**What to do:** The records that follow are to be repeated exactly, with the pictures removed.

::::

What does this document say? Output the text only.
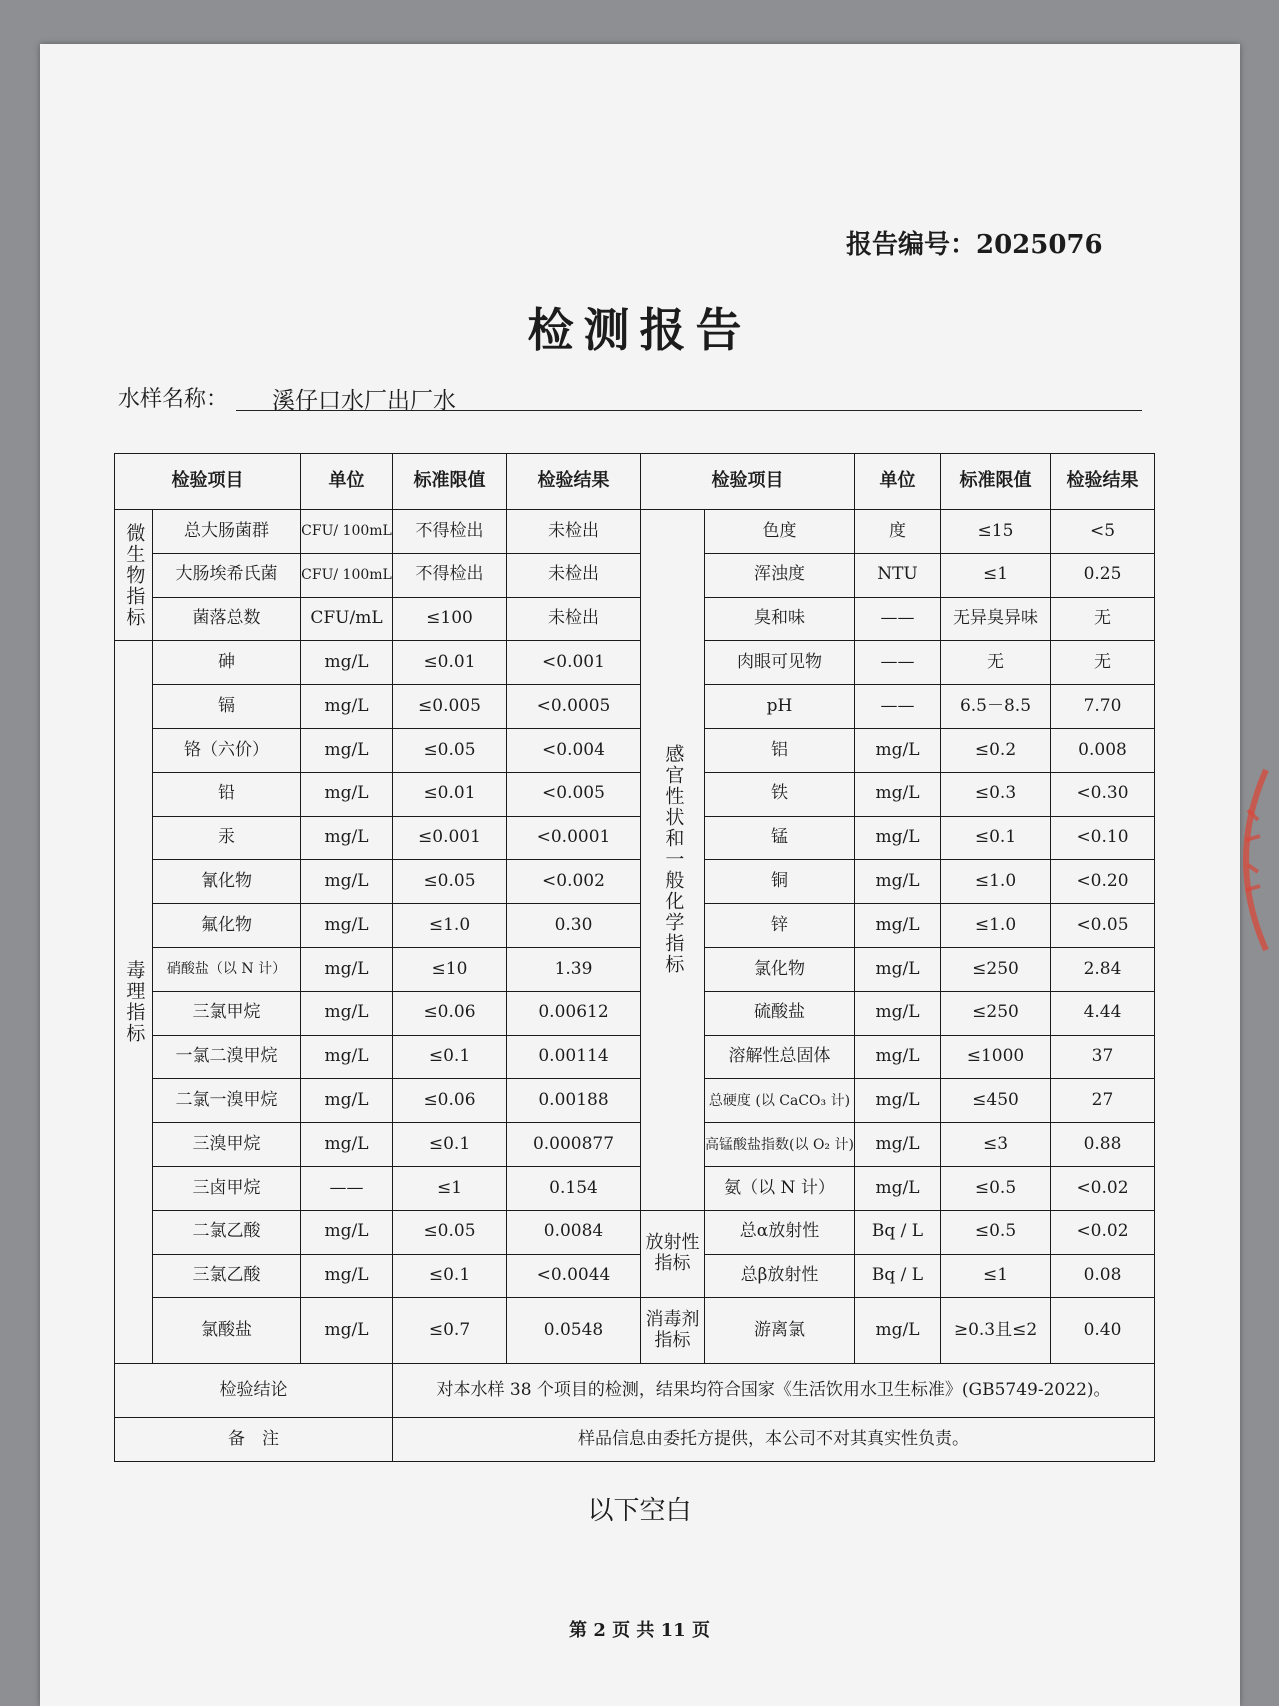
报告编号：2025076
检测报告
水样名称： 溪仔口水厂出厂水
检验项目		单位	标准限值	检验结果	检验项目		单位	标准限值	检验结果
微生物指标	总大肠菌群	CFU/ 100mL	不得检出	未检出	感官性状和一般化学指标	色度	度	≤15	<5
	大肠埃希氏菌	CFU/ 100mL	不得检出	未检出		浑浊度	NTU	≤1	0.25
	菌落总数	CFU/mL	≤100	未检出		臭和味	——	无异臭异味	无
毒理指标	砷	mg/L	≤0.01	<0.001		肉眼可见物	——	无	无
	镉	mg/L	≤0.005	<0.0005		pH	——	6.5－8.5	7.70
	铬（六价）	mg/L	≤0.05	<0.004		铝	mg/L	≤0.2	0.008
	铅	mg/L	≤0.01	<0.005		铁	mg/L	≤0.3	<0.30
	汞	mg/L	≤0.001	<0.0001		锰	mg/L	≤0.1	<0.10
	氰化物	mg/L	≤0.05	<0.002		铜	mg/L	≤1.0	<0.20
	氟化物	mg/L	≤1.0	0.30		锌	mg/L	≤1.0	<0.05
	硝酸盐（以 N 计）	mg/L	≤10	1.39		氯化物	mg/L	≤250	2.84
	三氯甲烷	mg/L	≤0.06	0.00612		硫酸盐	mg/L	≤250	4.44
	一氯二溴甲烷	mg/L	≤0.1	0.00114		溶解性总固体	mg/L	≤1000	37
	二氯一溴甲烷	mg/L	≤0.06	0.00188		总硬度 (以 CaCO₃ 计)	mg/L	≤450	27
	三溴甲烷	mg/L	≤0.1	0.000877		高锰酸盐指数(以 O₂ 计)	mg/L	≤3	0.88
	三卤甲烷	——	≤1	0.154		氨（以 N 计）	mg/L	≤0.5	<0.02
	二氯乙酸	mg/L	≤0.05	0.0084	放射性指标	总α放射性	Bq / L	≤0.5	<0.02
	三氯乙酸	mg/L	≤0.1	<0.0044		总β放射性	Bq / L	≤1	0.08
	氯酸盐	mg/L	≤0.7	0.0548	消毒剂指标	游离氯	mg/L	≥0.3且≤2	0.40
检验结论			对本水样 38 个项目的检测，结果均符合国家《生活饮用水卫生标准》(GB5749-2022)。						
备　注			样品信息由委托方提供，本公司不对其真实性负责。						
以下空白
第 2 页 共 11 页
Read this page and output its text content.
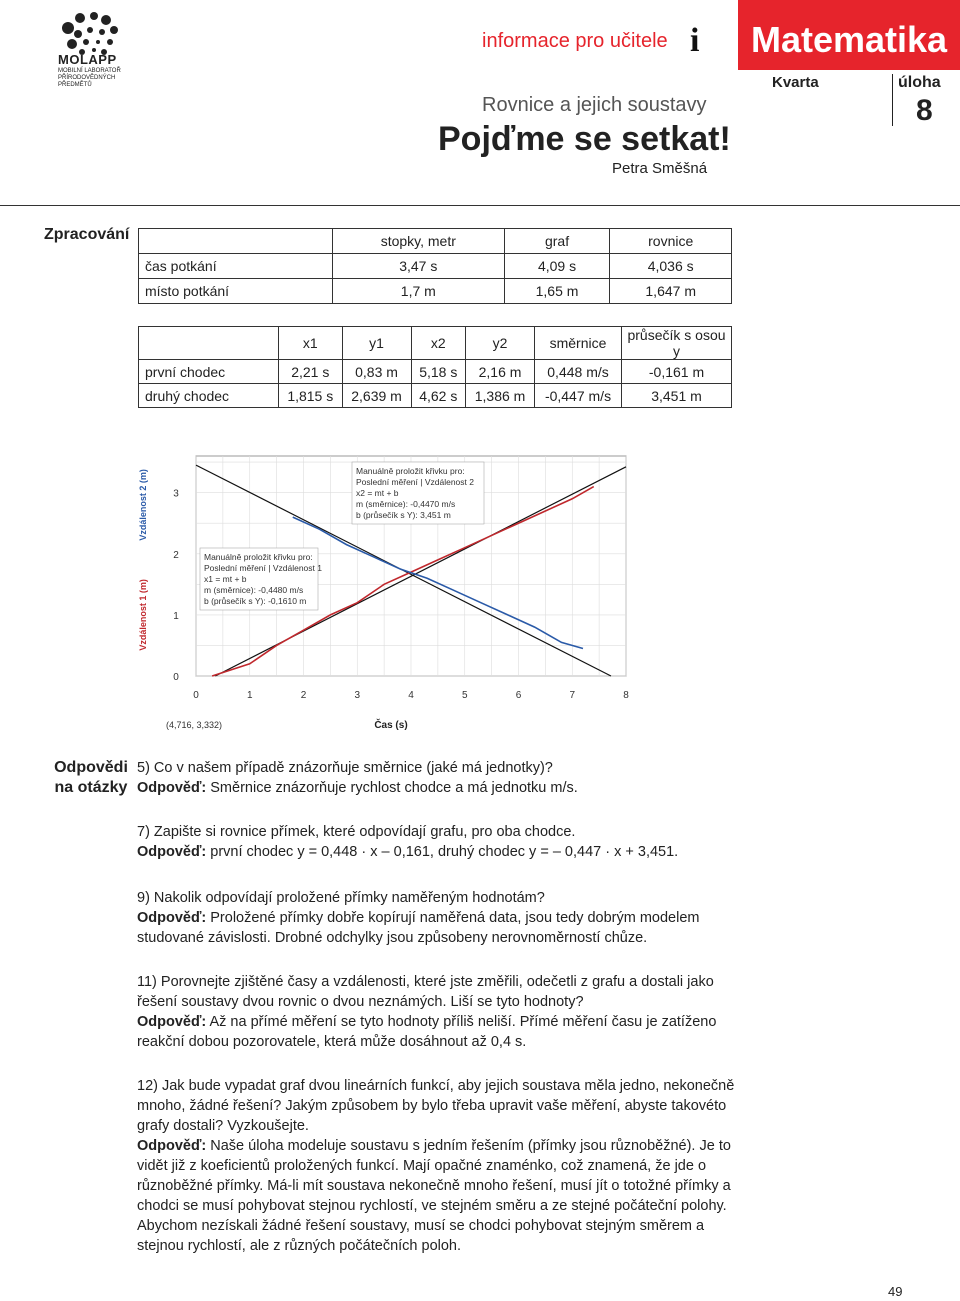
MOLAPP
MOBILNÍ LABORATOŘ PŘÍRODOVĚDNÝCH PŘEDMĚTŮ
informace pro učitele i	Matematika
Kvarta	úloha
8
Rovnice a jejich soustavy
Pojďme se setkat!
Petra Směšná
Zpracování
		stopky, metr	graf	rovnice
čas potkání	3,47 s	4,09 s	4,036 s
místo potkání	1,7 m	1,65 m	1,647 m
	x1	y1	x2	y2	směrnice	průsečík s osou y
první chodec	2,21 s	0,83 m	5,18 s	2,16 m	0,448 m/s	-0,161 m
druhý chodec	1,815 s	2,639 m	4,62 s	1,386 m	-0,447 m/s	3,451 m
0	1	2	3	4	5	6	7	8
0
1
2
3
Manuálně proložit křivku pro:
Poslední měření | Vzdálenost 2
x2 = mt + b
m (směrnice): -0,4470 m/s
b (průsečík s Y): 3,451 m
Manuálně proložit křivku pro:
Poslední měření | Vzdálenost 1
x1 = mt + b
m (směrnice): -0,4480 m/s
b (průsečík s Y): -0,1610 m
Čas (s)
(4,716, 3,332)
Vzdálenost 1 (m)
Vzdálenost 2 (m)
Odpovědi
na otázky
5) Co v našem případě znázorňuje směrnice (jaké má jednotky)?
Odpověď: Směrnice znázorňuje rychlost chodce a má jednotku m/s.
7) Zapište si rovnice přímek, které odpovídají grafu, pro oba chodce.
Odpověď: první chodec y = 0,448 · x – 0,161, druhý chodec y = – 0,447 · x + 3,451.
9) Nakolik odpovídají proložené přímky naměřeným hodnotám?
Odpověď: Proložené přímky dobře kopírují naměřená data, jsou tedy dobrým modelem studované závislosti. Drobné odchylky jsou způsobeny nerovnoměrností chůze.
11) Porovnejte zjištěné časy a vzdálenosti, které jste změřili, odečetli z grafu a dostali jako řešení soustavy dvou rovnic o dvou neznámých. Liší se tyto hodnoty?
Odpověď: Až na přímé měření se tyto hodnoty příliš neliší. Přímé měření času je zatíženo reakční dobou pozorovatele, která může dosáhnout až 0,4 s.
12) Jak bude vypadat graf dvou lineárních funkcí, aby jejich soustava měla jedno, nekonečně mnoho, žádné řešení? Jakým způsobem by bylo třeba upravit vaše měření, abyste takovéto grafy dostali? Vyzkoušejte.
Odpověď: Naše úloha modeluje soustavu s jedním řešením (přímky jsou různoběžné). Je to vidět již z koeficientů proložených funkcí. Mají opačné znaménko, což znamená, že jde o různoběžné přímky. Má-li mít soustava nekonečně mnoho řešení, musí jít o totožné přímky a chodci se musí pohybovat stejnou rychlostí, ve stejném směru a ze stejné počáteční polohy. Abychom nezískali žádné řešení soustavy, musí se chodci pohybovat stejným směrem a stejnou rychlostí, ale z různých počátečních poloh.
49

::::

**Exercise answer:**
What does this document say? Output the text only.
报告编号：2025076
检测报告
水样名称： 溪仔口水厂出厂水
检验项目		单位	标准限值	检验结果	检验项目		单位	标准限值	检验结果
微生物指标	总大肠菌群	CFU/ 100mL	不得检出	未检出	感官性状和一般化学指标	色度	度	≤15	<5
	大肠埃希氏菌	CFU/ 100mL	不得检出	未检出		浑浊度	NTU	≤1	0.25
	菌落总数	CFU/mL	≤100	未检出		臭和味	——	无异臭异味	无
毒理指标	砷	mg/L	≤0.01	<0.001		肉眼可见物	——	无	无
	镉	mg/L	≤0.005	<0.0005		pH	——	6.5－8.5	7.70
	铬（六价）	mg/L	≤0.05	<0.004		铝	mg/L	≤0.2	0.008
	铅	mg/L	≤0.01	<0.005		铁	mg/L	≤0.3	<0.30
	汞	mg/L	≤0.001	<0.0001		锰	mg/L	≤0.1	<0.10
	氰化物	mg/L	≤0.05	<0.002		铜	mg/L	≤1.0	<0.20
	氟化物	mg/L	≤1.0	0.30		锌	mg/L	≤1.0	<0.05
	硝酸盐（以 N 计）	mg/L	≤10	1.39		氯化物	mg/L	≤250	2.84
	三氯甲烷	mg/L	≤0.06	0.00612		硫酸盐	mg/L	≤250	4.44
	一氯二溴甲烷	mg/L	≤0.1	0.00114		溶解性总固体	mg/L	≤1000	37
	二氯一溴甲烷	mg/L	≤0.06	0.00188		总硬度 (以 CaCO₃ 计)	mg/L	≤450	27
	三溴甲烷	mg/L	≤0.1	0.000877		高锰酸盐指数(以 O₂ 计)	mg/L	≤3	0.88
	三卤甲烷	——	≤1	0.154		氨（以 N 计）	mg/L	≤0.5	<0.02
	二氯乙酸	mg/L	≤0.05	0.0084	放射性指标	总α放射性	Bq / L	≤0.5	<0.02
	三氯乙酸	mg/L	≤0.1	<0.0044		总β放射性	Bq / L	≤1	0.08
	氯酸盐	mg/L	≤0.7	0.0548	消毒剂指标	游离氯	mg/L	≥0.3且≤2	0.40
检验结论			对本水样 38 个项目的检测，结果均符合国家《生活饮用水卫生标准》(GB5749-2022)。						
备　注			样品信息由委托方提供，本公司不对其真实性负责。						
以下空白
第 2 页 共 11 页
Read this page and output its text content.
MOLAPP
MOBILNÍ LABORATOŘ PŘÍRODOVĚDNÝCH PŘEDMĚTŮ
informace pro učitele i	Matematika
Kvarta	úloha
8
Rovnice a jejich soustavy
Pojďme se setkat!
Petra Směšná
Zpracování
		stopky, metr	graf	rovnice
čas potkání	3,47 s	4,09 s	4,036 s
místo potkání	1,7 m	1,65 m	1,647 m
	x1	y1	x2	y2	směrnice	průsečík s osou y
první chodec	2,21 s	0,83 m	5,18 s	2,16 m	0,448 m/s	-0,161 m
druhý chodec	1,815 s	2,639 m	4,62 s	1,386 m	-0,447 m/s	3,451 m
0	1	2	3	4	5	6	7	8
0
1
2
3
Manuálně proložit křivku pro:
Poslední měření | Vzdálenost 2
x2 = mt + b
m (směrnice): -0,4470 m/s
b (průsečík s Y): 3,451 m
Manuálně proložit křivku pro:
Poslední měření | Vzdálenost 1
x1 = mt + b
m (směrnice): -0,4480 m/s
b (průsečík s Y): -0,1610 m
Čas (s)
(4,716, 3,332)
Vzdálenost 1 (m)
Vzdálenost 2 (m)
Odpovědi
na otázky
5) Co v našem případě znázorňuje směrnice (jaké má jednotky)?
Odpověď: Směrnice znázorňuje rychlost chodce a má jednotku m/s.
7) Zapište si rovnice přímek, které odpovídají grafu, pro oba chodce.
Odpověď: první chodec y = 0,448 · x – 0,161, druhý chodec y = – 0,447 · x + 3,451.
9) Nakolik odpovídají proložené přímky naměřeným hodnotám?
Odpověď: Proložené přímky dobře kopírují naměřená data, jsou tedy dobrým modelem studované závislosti. Drobné odchylky jsou způsobeny nerovnoměrností chůze.
11) Porovnejte zjištěné časy a vzdálenosti, které jste změřili, odečetli z grafu a dostali jako řešení soustavy dvou rovnic o dvou neznámých. Liší se tyto hodnoty?
Odpověď: Až na přímé měření se tyto hodnoty příliš neliší. Přímé měření času je zatíženo reakční dobou pozorovatele, která může dosáhnout až 0,4 s.
12) Jak bude vypadat graf dvou lineárních funkcí, aby jejich soustava měla jedno, nekonečně mnoho, žádné řešení? Jakým způsobem by bylo třeba upravit vaše měření, abyste takovéto grafy dostali? Vyzkoušejte.
Odpověď: Naše úloha modeluje soustavu s jedním řešením (přímky jsou různoběžné). Je to vidět již z koeficientů proložených funkcí. Mají opačné znaménko, což znamená, že jde o různoběžné přímky. Má-li mít soustava nekonečně mnoho řešení, musí jít o totožné přímky a chodci se musí pohybovat stejnou rychlostí, ve stejném směru a ze stejné počáteční polohy. Abychom nezískali žádné řešení soustavy, musí se chodci pohybovat stejným směrem a stejnou rychlostí, ale z různých počátečních poloh.
49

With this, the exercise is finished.